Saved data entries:
────────────────
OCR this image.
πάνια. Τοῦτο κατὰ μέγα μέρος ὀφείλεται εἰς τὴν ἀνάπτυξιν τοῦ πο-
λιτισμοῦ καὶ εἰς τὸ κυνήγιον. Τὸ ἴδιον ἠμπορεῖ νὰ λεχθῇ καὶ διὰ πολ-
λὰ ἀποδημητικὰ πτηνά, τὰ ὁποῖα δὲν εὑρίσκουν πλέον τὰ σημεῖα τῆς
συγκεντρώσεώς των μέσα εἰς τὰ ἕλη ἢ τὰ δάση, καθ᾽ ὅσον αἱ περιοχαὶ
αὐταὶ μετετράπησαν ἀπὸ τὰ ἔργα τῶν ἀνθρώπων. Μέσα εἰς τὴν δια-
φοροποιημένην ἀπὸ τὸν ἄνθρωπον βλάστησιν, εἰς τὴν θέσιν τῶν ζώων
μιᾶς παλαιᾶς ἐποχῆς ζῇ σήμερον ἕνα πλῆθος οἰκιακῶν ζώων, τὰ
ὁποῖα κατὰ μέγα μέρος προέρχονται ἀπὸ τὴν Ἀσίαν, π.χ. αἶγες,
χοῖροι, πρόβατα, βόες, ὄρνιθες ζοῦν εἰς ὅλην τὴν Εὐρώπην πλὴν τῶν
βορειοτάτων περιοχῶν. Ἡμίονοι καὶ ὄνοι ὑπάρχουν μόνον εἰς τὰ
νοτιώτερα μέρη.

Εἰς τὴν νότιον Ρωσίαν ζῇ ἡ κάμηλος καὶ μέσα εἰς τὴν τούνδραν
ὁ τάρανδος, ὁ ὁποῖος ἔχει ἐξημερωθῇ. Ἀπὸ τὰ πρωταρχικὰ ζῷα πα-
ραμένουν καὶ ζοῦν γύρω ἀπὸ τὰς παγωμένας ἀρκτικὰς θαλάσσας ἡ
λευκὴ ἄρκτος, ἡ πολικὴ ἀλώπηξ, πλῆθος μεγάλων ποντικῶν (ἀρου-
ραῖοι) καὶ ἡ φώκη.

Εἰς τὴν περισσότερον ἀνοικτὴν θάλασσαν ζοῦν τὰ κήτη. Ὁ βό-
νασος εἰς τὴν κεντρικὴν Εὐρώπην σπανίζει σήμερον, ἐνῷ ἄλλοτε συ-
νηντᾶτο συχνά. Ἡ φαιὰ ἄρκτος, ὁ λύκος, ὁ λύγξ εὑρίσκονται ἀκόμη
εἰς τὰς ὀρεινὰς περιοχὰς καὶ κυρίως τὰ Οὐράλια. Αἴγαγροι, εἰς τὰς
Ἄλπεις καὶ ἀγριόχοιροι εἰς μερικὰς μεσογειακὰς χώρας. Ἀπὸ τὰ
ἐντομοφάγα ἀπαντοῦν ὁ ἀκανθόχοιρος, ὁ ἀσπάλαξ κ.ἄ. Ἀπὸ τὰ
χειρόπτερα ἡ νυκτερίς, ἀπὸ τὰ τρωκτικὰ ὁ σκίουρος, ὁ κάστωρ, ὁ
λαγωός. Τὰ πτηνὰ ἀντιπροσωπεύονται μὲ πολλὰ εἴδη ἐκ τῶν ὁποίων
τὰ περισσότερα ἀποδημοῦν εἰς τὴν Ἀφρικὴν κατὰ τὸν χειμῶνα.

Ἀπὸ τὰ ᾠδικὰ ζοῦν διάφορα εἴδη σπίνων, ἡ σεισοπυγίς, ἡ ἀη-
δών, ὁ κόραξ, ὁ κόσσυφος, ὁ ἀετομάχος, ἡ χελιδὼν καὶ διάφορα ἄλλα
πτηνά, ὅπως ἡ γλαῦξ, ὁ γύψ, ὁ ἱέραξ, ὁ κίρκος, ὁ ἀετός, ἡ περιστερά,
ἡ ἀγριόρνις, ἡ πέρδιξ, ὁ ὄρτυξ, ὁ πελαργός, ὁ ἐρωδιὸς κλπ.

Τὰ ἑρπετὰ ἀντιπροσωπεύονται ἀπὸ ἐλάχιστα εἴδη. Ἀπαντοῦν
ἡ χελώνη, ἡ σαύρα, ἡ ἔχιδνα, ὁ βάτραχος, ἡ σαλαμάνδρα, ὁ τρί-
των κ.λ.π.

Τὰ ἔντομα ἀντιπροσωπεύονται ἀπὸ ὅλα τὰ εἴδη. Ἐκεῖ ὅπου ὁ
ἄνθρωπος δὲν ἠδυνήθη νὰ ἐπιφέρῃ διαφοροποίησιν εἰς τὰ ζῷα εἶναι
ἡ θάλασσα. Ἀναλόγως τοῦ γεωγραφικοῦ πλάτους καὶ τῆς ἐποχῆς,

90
────────────────
Across the records, how many lines contain "μέγα"? Only the number should be given.

2